What is asked – Scan the following material for the string "NashConv" and copy each line in which it appears.

(A run of records)
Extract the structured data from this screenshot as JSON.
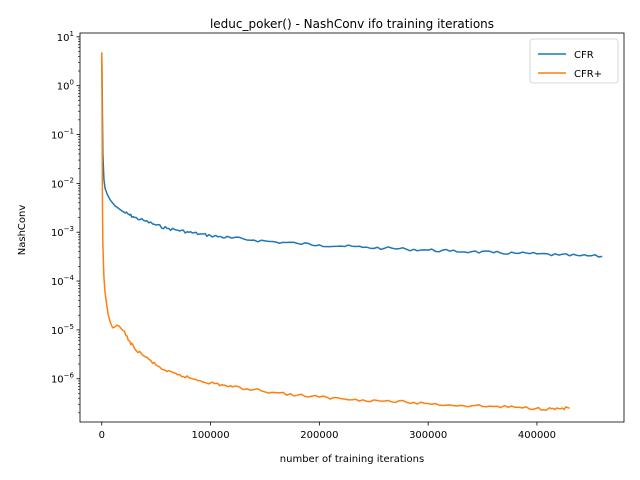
{
  "chart_data": {
    "type": "line",
    "title": "leduc_poker() - NashConv ifo training iterations",
    "xlabel": "number of training iterations",
    "ylabel": "NashConv",
    "xlim": [
      -20000,
      480000
    ],
    "ylim": [
      1.3e-07,
      12
    ],
    "yscale": "log",
    "xticks": [
      0,
      100000,
      200000,
      300000,
      400000
    ],
    "xtick_labels": [
      "0",
      "100000",
      "200000",
      "300000",
      "400000"
    ],
    "yticks": [
      1e-06,
      1e-05,
      0.0001,
      0.001,
      0.01,
      0.1,
      1,
      10
    ],
    "ytick_base": "10",
    "ytick_exponents": [
      "−6",
      "−5",
      "−4",
      "−3",
      "−2",
      "−1",
      "0",
      "1"
    ],
    "grid": false,
    "legend": "top-right",
    "series": [
      {
        "name": "CFR",
        "color": "#1f77b4",
        "x": [
          0,
          500,
          1000,
          2000,
          3000,
          5000,
          8000,
          12000,
          16000,
          20000,
          25000,
          30000,
          40000,
          50000,
          60000,
          70000,
          80000,
          90000,
          100000,
          110000,
          120000,
          140000,
          160000,
          180000,
          200000,
          220000,
          240000,
          260000,
          280000,
          300000,
          320000,
          340000,
          360000,
          380000,
          400000,
          420000,
          440000,
          460000
        ],
        "y": [
          4.8,
          0.5,
          0.04,
          0.012,
          0.008,
          0.006,
          0.0045,
          0.0035,
          0.003,
          0.0026,
          0.0023,
          0.002,
          0.0017,
          0.0014,
          0.0012,
          0.0011,
          0.001,
          0.00092,
          0.00085,
          0.0008,
          0.00076,
          0.00069,
          0.00063,
          0.00059,
          0.00055,
          0.00052,
          0.00049,
          0.00047,
          0.00045,
          0.00043,
          0.00041,
          0.0004,
          0.00038,
          0.00037,
          0.00036,
          0.00034,
          0.00033,
          0.00032
        ]
      },
      {
        "name": "CFR+",
        "color": "#ff7f0e",
        "x": [
          0,
          300,
          600,
          1000,
          1500,
          2000,
          3000,
          4000,
          6000,
          8000,
          10000,
          12000,
          14000,
          16000,
          18000,
          20000,
          25000,
          30000,
          40000,
          50000,
          60000,
          70000,
          80000,
          90000,
          100000,
          110000,
          120000,
          140000,
          160000,
          180000,
          200000,
          220000,
          240000,
          260000,
          280000,
          300000,
          320000,
          340000,
          360000,
          380000,
          400000,
          410000,
          420000,
          430000
        ],
        "y": [
          4.8,
          0.3,
          0.005,
          0.0006,
          0.00025,
          0.00012,
          6e-05,
          4e-05,
          2e-05,
          1.4e-05,
          1.1e-05,
          1.15e-05,
          1.25e-05,
          1.2e-05,
          1.05e-05,
          9.5e-06,
          6e-06,
          4.2e-06,
          2.8e-06,
          1.9e-06,
          1.4e-06,
          1.2e-06,
          1.05e-06,
          9.2e-07,
          8.2e-07,
          7.5e-07,
          6.8e-07,
          6e-07,
          5.2e-07,
          4.6e-07,
          4.2e-07,
          3.9e-07,
          3.7e-07,
          3.5e-07,
          3.3e-07,
          3.1e-07,
          2.9e-07,
          2.8e-07,
          2.7e-07,
          2.6e-07,
          2.5e-07,
          2.4e-07,
          2.45e-07,
          2.5e-07
        ]
      }
    ]
  }
}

Reply to the task –
    "title": "leduc_poker() - NashConv ifo training iterations",
    "ylabel": "NashConv",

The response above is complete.